> [The task]: Search the data below for the word "régime" and copy each line that holds it.

** start **

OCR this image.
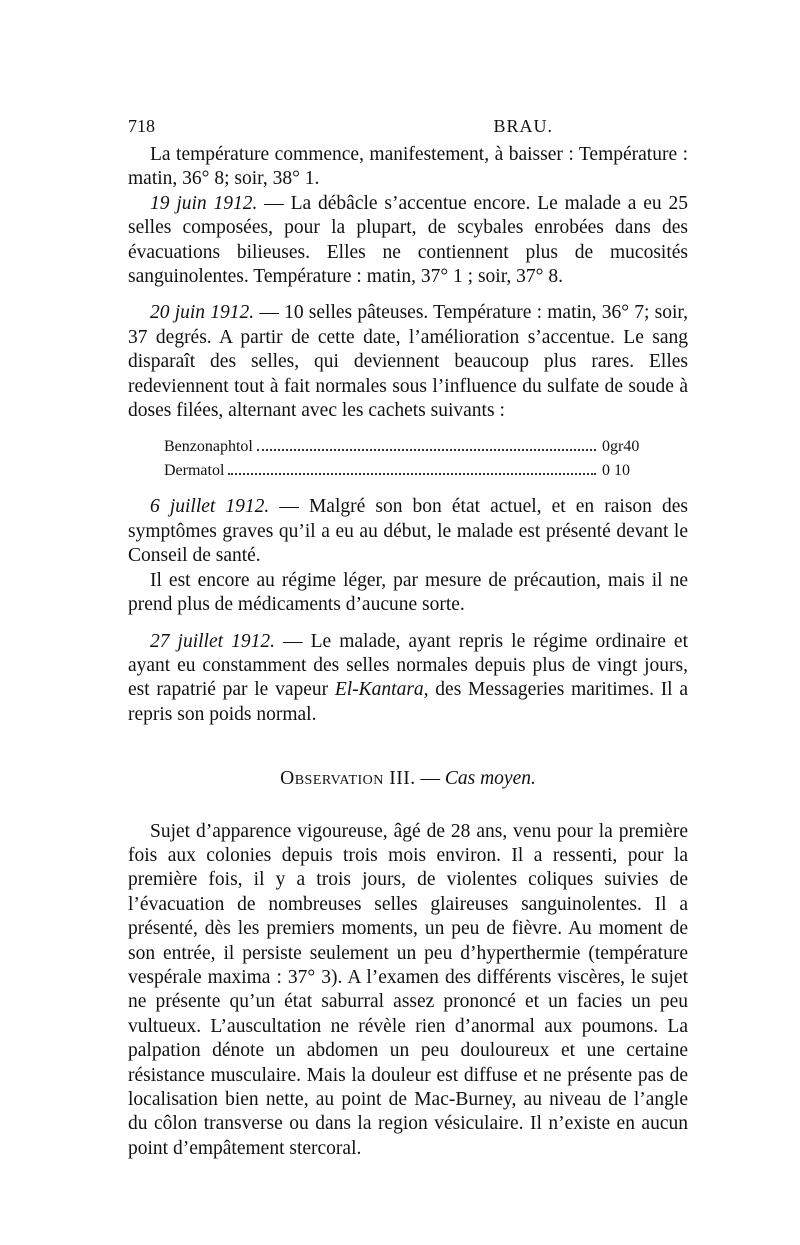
718	BRAU.

La température commence, manifestement, à baisser : Température : matin, 36° 8; soir, 38° 1.

19 juin 1912. — La débâcle s’accentue encore. Le malade a eu 25 selles composées, pour la plupart, de scybales enrobées dans des évacuations bilieuses. Elles ne contiennent plus de mucosités sanguinolentes. Température : matin, 37° 1 ; soir, 37° 8.

20 juin 1912. — 10 selles pâteuses. Température : matin, 36° 7; soir, 37 degrés. A partir de cette date, l’amélioration s’accentue. Le sang disparaît des selles, qui deviennent beaucoup plus rares. Elles redeviennent tout à fait normales sous l’influence du sulfate de soude à doses filées, alternant avec les cachets suivants :

Benzonaphtol	0gr40
Dermatol	0 10

6 juillet 1912. — Malgré son bon état actuel, et en raison des symptômes graves qu’il a eu au début, le malade est présenté devant le Conseil de santé.

Il est encore au régime léger, par mesure de précaution, mais il ne prend plus de médicaments d’aucune sorte.

27 juillet 1912. — Le malade, ayant repris le régime ordinaire et ayant eu constamment des selles normales depuis plus de vingt jours, est rapatrié par le vapeur El-Kantara, des Messageries maritimes. Il a repris son poids normal.

Observation III. — Cas moyen.

Sujet d’apparence vigoureuse, âgé de 28 ans, venu pour la première fois aux colonies depuis trois mois environ. Il a ressenti, pour la première fois, il y a trois jours, de violentes coliques suivies de l’évacuation de nombreuses selles glaireuses sanguinolentes. Il a présenté, dès les premiers moments, un peu de fièvre. Au moment de son entrée, il persiste seulement un peu d’hyperthermie (température vespérale maxima : 37° 3). A l’examen des différents viscères, le sujet ne présente qu’un état saburral assez prononcé et un facies un peu vultueux. L’auscultation ne révèle rien d’anormal aux poumons. La palpation dénote un abdomen un peu douloureux et une certaine résistance musculaire. Mais la douleur est diffuse et ne présente pas de localisation bien nette, au point de Mac-Burney, au niveau de l’angle du côlon transverse ou dans la region vésiculaire. Il n’existe en aucun point d’empâtement stercoral.
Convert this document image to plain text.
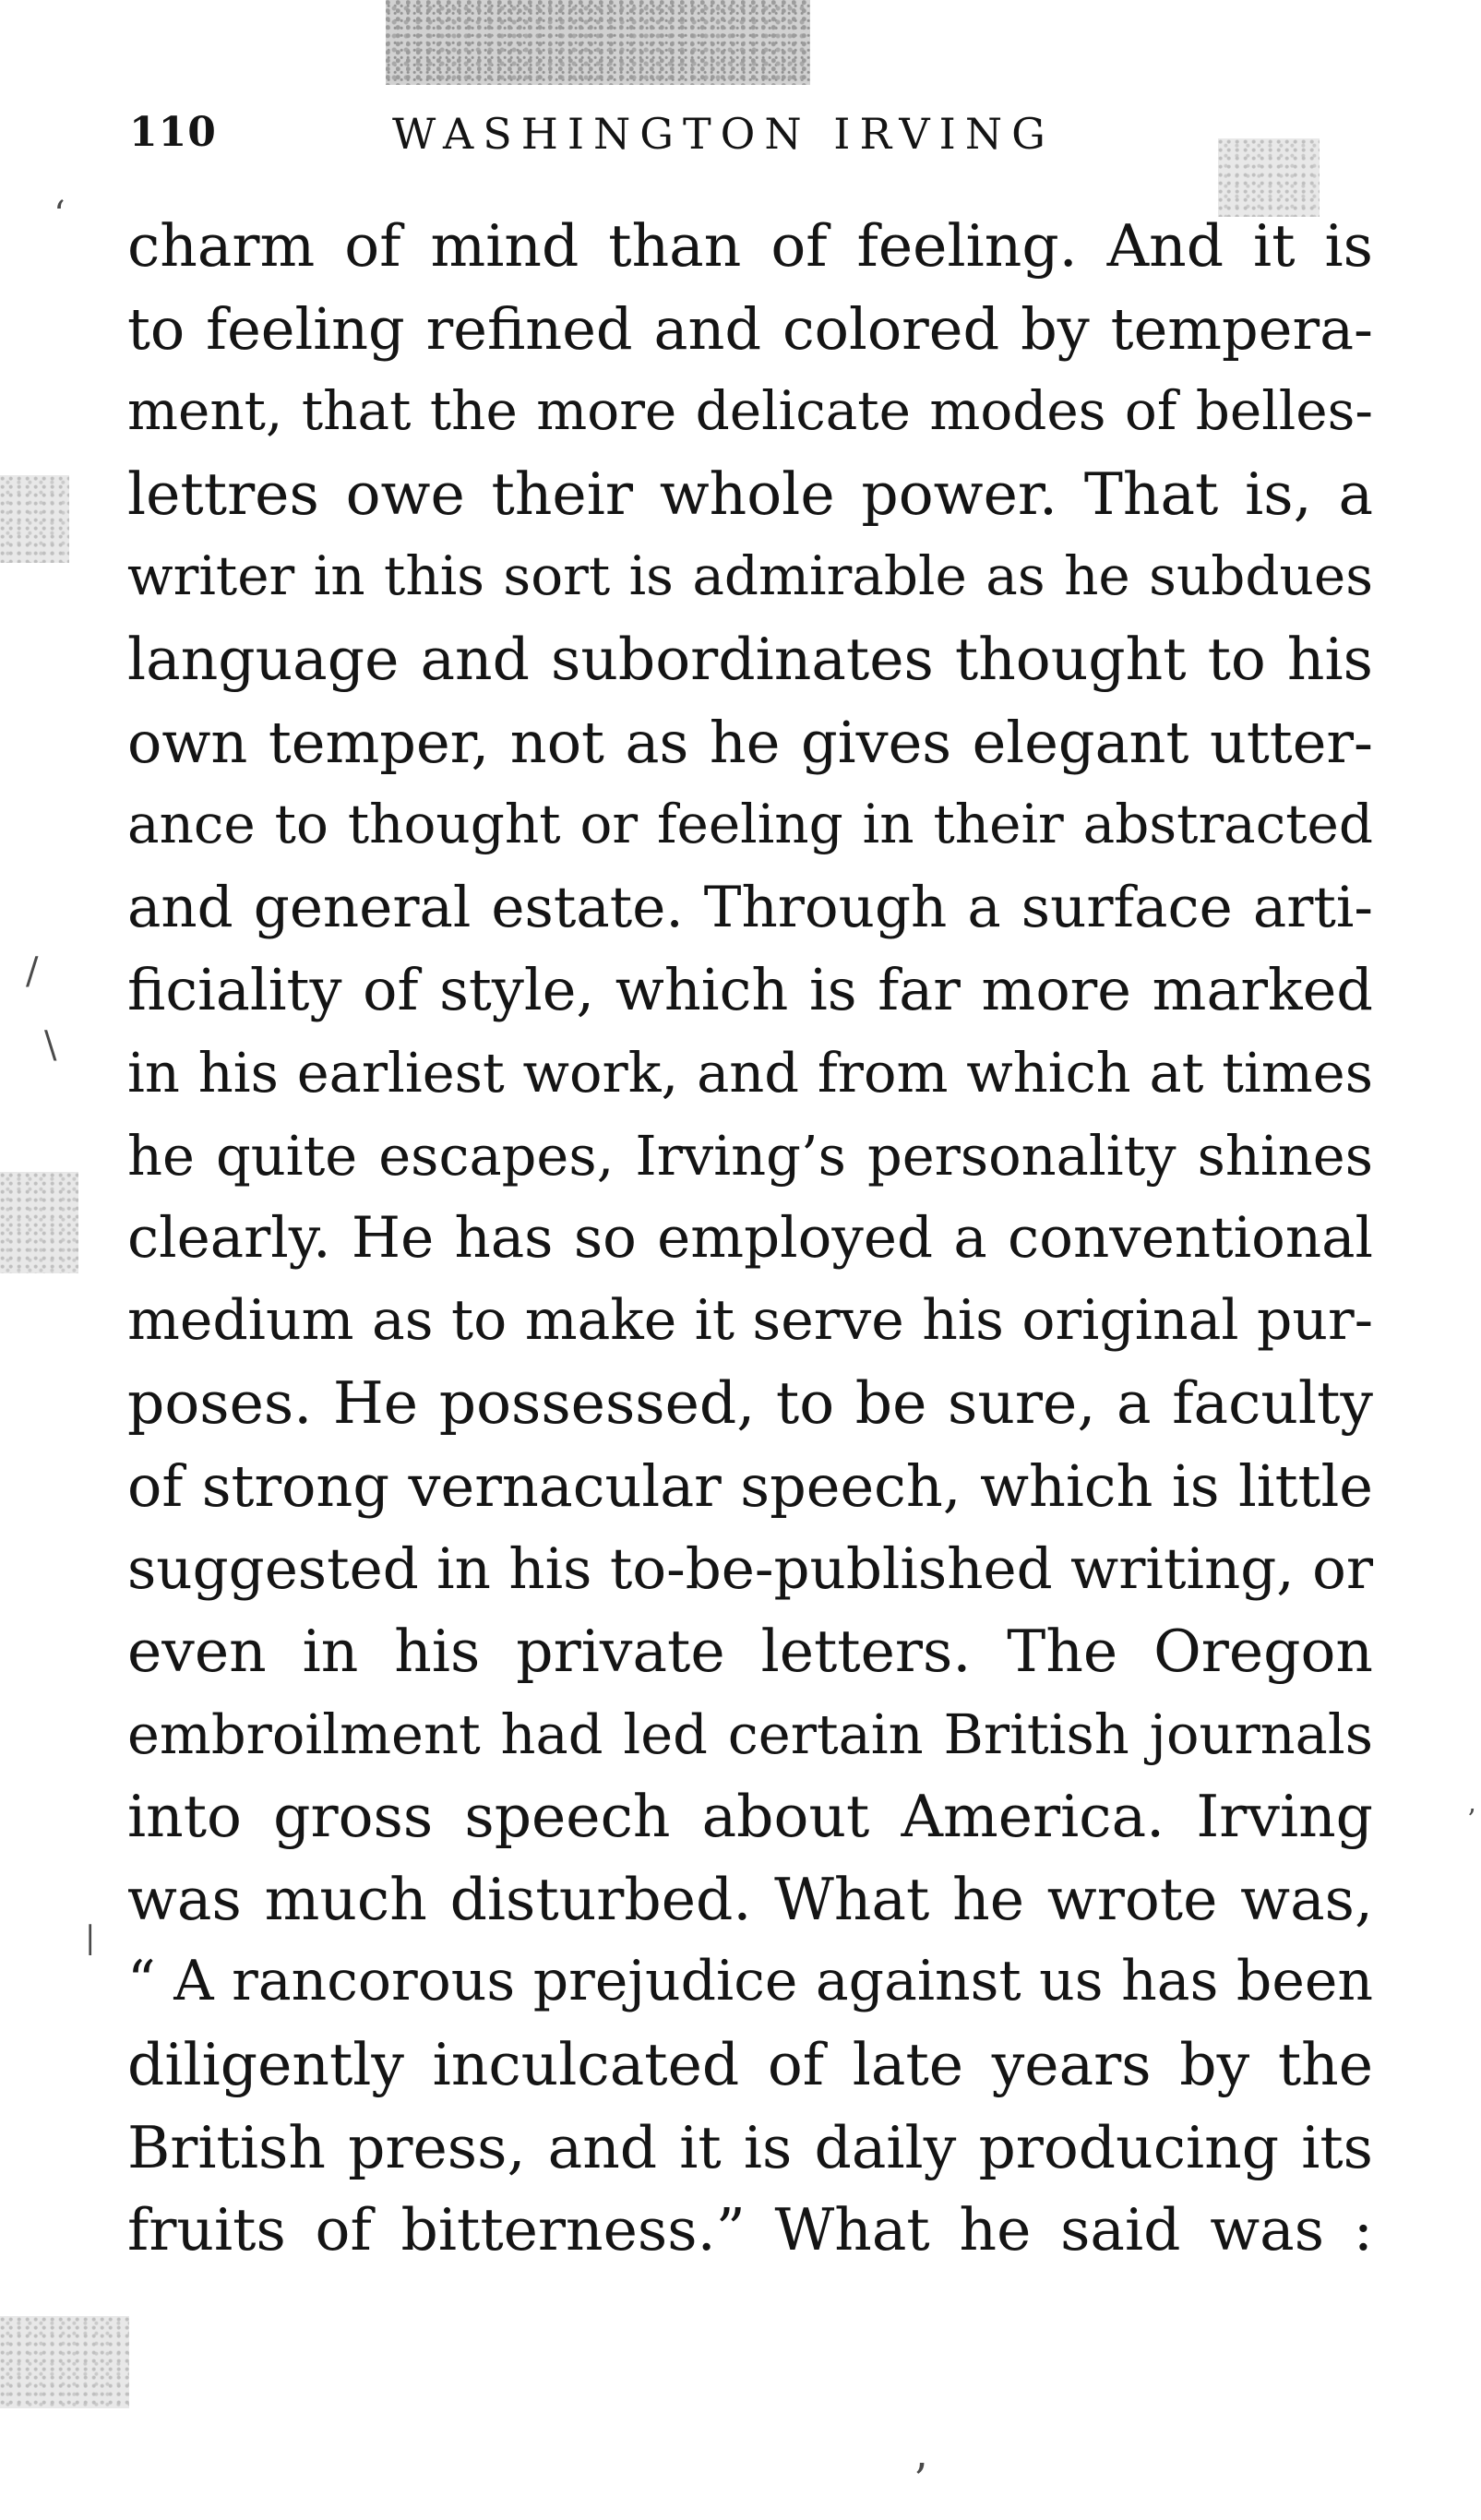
‘
/
\
|
’
’
110	WASHINGTON IRVING
charm of mind than of feeling. And it is
to feeling refined and colored by tempera-
ment, that the more delicate modes of belles-
lettres owe their whole power. That is, a
writer in this sort is admirable as he subdues
language and subordinates thought to his
own temper, not as he gives elegant utter-
ance to thought or feeling in their abstracted
and general estate. Through a surface arti-
ficiality of style, which is far more marked
in his earliest work, and from which at times
he quite escapes, Irving’s personality shines
clearly. He has so employed a conventional
medium as to make it serve his original pur-
poses. He possessed, to be sure, a faculty
of strong vernacular speech, which is little
suggested in his to-be-published writing, or
even in his private letters. The Oregon
embroilment had led certain British journals
into gross speech about America. Irving
was much disturbed. What he wrote was,
“ A rancorous prejudice against us has been
diligently inculcated of late years by the
British press, and it is daily producing its
fruits of bitterness.” What he said was :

** end **

> [Completed exercise]:
Il est encore au régime léger, par mesure de précaution, mais il ne prend plus de médicaments d’aucune sorte.
27 juillet 1912. — Le malade, ayant repris le régime ordinaire et ayant eu constamment des selles normales depuis plus de vingt jours, est rapatrié par le vapeur El-Kantara, des Messageries maritimes. Il a repris son poids normal.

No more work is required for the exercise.